(WHAT TO WORK ON): Reproduce the listing below exactly, minus its pictures.

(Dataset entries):
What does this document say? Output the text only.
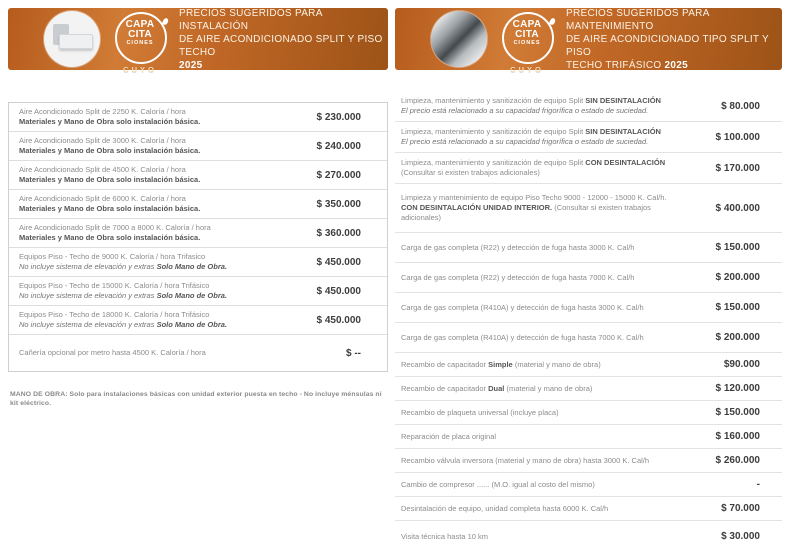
CAPA
CITA
CIONES
CUYO
PRECIOS SUGERIDOS PARA INSTALACIÓN
DE AIRE ACONDICIONADO SPLIT Y PISO TECHO
2025
Aire Acondicionado Split de 2250 K. Caloría / hora
Materiales y Mano de Obra solo instalación básica.	$ 230.000
Aire Acondicionado Split de 3000 K. Caloría / hora
Materiales y Mano de Obra solo instalación básica.	$ 240.000
Aire Acondicionado Split de 4500 K. Caloría / hora
Materiales y Mano de Obra solo instalación básica.	$ 270.000
Aire Acondicionado Split de 6000 K. Caloría / hora
Materiales y Mano de Obra solo instalación básica.	$ 350.000
Aire Acondicionado Split de 7000 a 8000 K. Caloría / hora
Materiales y Mano de Obra solo instalación básica.	$ 360.000
Equipos Piso - Techo de 9000 K. Caloría / hora Trifasico
No incluye sistema de elevación y extras Solo Mano de Obra.	$ 450.000
Equipos Piso - Techo de 15000 K. Caloría / hora Trifásico
No incluye sistema de elevación y extras Solo Mano de Obra.	$ 450.000
Equipos Piso - Techo de 18000 K. Caloría / hora Trifásico
No incluye sistema de elevación y extras Solo Mano de Obra.	$ 450.000
Cañería opcional por metro hasta 4500 K. Caloría / hora	$ --
MANO DE OBRA: Solo para instalaciones básicas con unidad exterior puesta en techo - No incluye ménsulas ni kit eléctrico.
CAPA
CITA
CIONES
CUYO
PRECIOS SUGERIDOS PARA MANTENIMIENTO
DE AIRE ACONDICIONADO TIPO SPLIT Y PISO
TECHO TRIFÁSICO 2025
Limpieza, mantenimiento y sanitización de equipo Split SIN DESINTALACIÓN
El precio está relacionado a su capacidad frigorífica o estado de suciedad.	$ 80.000
Limpieza, mantenimiento y sanitización de equipo Split SIN DESINTALACIÓN
El precio está relacionado a su capacidad frigorífica o estado de suciedad.	$ 100.000
Limpieza, mantenimiento y sanitización de equipo Split CON DESINTALACIÓN
(Consultar si existen trabajos adicionales)	$ 170.000
Limpieza y mantenimiento de equipo Piso Techo 9000 - 12000 - 15000 K. Cal/h.
CON DESINTALACIÓN UNIDAD INTERIOR. (Consultar si existen trabajos adicionales)
$ 400.000
Carga de gas completa (R22) y detección de fuga hasta 3000 K. Cal/h	$ 150.000
Carga de gas completa (R22) y detección de fuga hasta 7000 K. Cal/h	$ 200.000
Carga de gas completa (R410A) y detección de fuga hasta 3000 K. Cal/h	$ 150.000
Carga de gas completa (R410A) y detección de fuga hasta 7000 K. Cal/h	$ 200.000
Recambio de capacitador Simple (material y mano de obra)	$90.000
Recambio de capacitador Dual (material y mano de obra)	$ 120.000
Recambio de plaqueta universal (incluye placa)	$ 150.000
Reparación de placa original	$ 160.000
Recambio válvula inversora (material y mano de obra) hasta 3000 K. Cal/h	$ 260.000
Cambio de compresor ...... (M.O. igual al costo del mismo)	-
Desintalación de equipo, unidad completa hasta 6000 K. Cal/h	$ 70.000
Visita técnica hasta 10 km	$ 30.000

(TASK RESULT):
What does this document say? Output the text only.
CAPA
CITA
CIONES
CUYO
PRECIOS SUGERIDOS PARA INSTALACIÓN
DE AIRE ACONDICIONADO SPLIT Y PISO TECHO
2025
Aire Acondicionado Split de 2250 K. Caloría / hora
Materiales y Mano de Obra solo instalación básica.	$ 230.000
Aire Acondicionado Split de 3000 K. Caloría / hora
Materiales y Mano de Obra solo instalación básica.	$ 240.000
Aire Acondicionado Split de 4500 K. Caloría / hora
Materiales y Mano de Obra solo instalación básica.	$ 270.000
Aire Acondicionado Split de 6000 K. Caloría / hora
Materiales y Mano de Obra solo instalación básica.	$ 350.000
Aire Acondicionado Split de 7000 a 8000 K. Caloría / hora
Materiales y Mano de Obra solo instalación básica.	$ 360.000
Equipos Piso - Techo de 9000 K. Caloría / hora Trifasico
No incluye sistema de elevación y extras Solo Mano de Obra.	$ 450.000
Equipos Piso - Techo de 15000 K. Caloría / hora Trifásico
No incluye sistema de elevación y extras Solo Mano de Obra.	$ 450.000
Equipos Piso - Techo de 18000 K. Caloría / hora Trifásico
No incluye sistema de elevación y extras Solo Mano de Obra.	$ 450.000
Cañería opcional por metro hasta 4500 K. Caloría / hora	$ --
MANO DE OBRA: Solo para instalaciones básicas con unidad exterior puesta en techo - No incluye ménsulas ni kit eléctrico.
CAPA
CITA
CIONES
CUYO
PRECIOS SUGERIDOS PARA MANTENIMIENTO
DE AIRE ACONDICIONADO TIPO SPLIT Y PISO
TECHO TRIFÁSICO 2025
Limpieza, mantenimiento y sanitización de equipo Split SIN DESINTALACIÓN
El precio está relacionado a su capacidad frigorífica o estado de suciedad.	$ 80.000
Limpieza, mantenimiento y sanitización de equipo Split SIN DESINTALACIÓN
El precio está relacionado a su capacidad frigorífica o estado de suciedad.	$ 100.000
Limpieza, mantenimiento y sanitización de equipo Split CON DESINTALACIÓN
(Consultar si existen trabajos adicionales)	$ 170.000
Limpieza y mantenimiento de equipo Piso Techo 9000 - 12000 - 15000 K. Cal/h.
CON DESINTALACIÓN UNIDAD INTERIOR. (Consultar si existen trabajos adicionales)
$ 400.000
Carga de gas completa (R22) y detección de fuga hasta 3000 K. Cal/h	$ 150.000
Carga de gas completa (R22) y detección de fuga hasta 7000 K. Cal/h	$ 200.000
Carga de gas completa (R410A) y detección de fuga hasta 3000 K. Cal/h	$ 150.000
Carga de gas completa (R410A) y detección de fuga hasta 7000 K. Cal/h	$ 200.000
Recambio de capacitador Simple (material y mano de obra)	$90.000
Recambio de capacitador Dual (material y mano de obra)	$ 120.000
Recambio de plaqueta universal (incluye placa)	$ 150.000
Reparación de placa original	$ 160.000
Recambio válvula inversora (material y mano de obra) hasta 3000 K. Cal/h	$ 260.000
Cambio de compresor ...... (M.O. igual al costo del mismo)	-
Desintalación de equipo, unidad completa hasta 6000 K. Cal/h	$ 70.000
Visita técnica hasta 10 km	$ 30.000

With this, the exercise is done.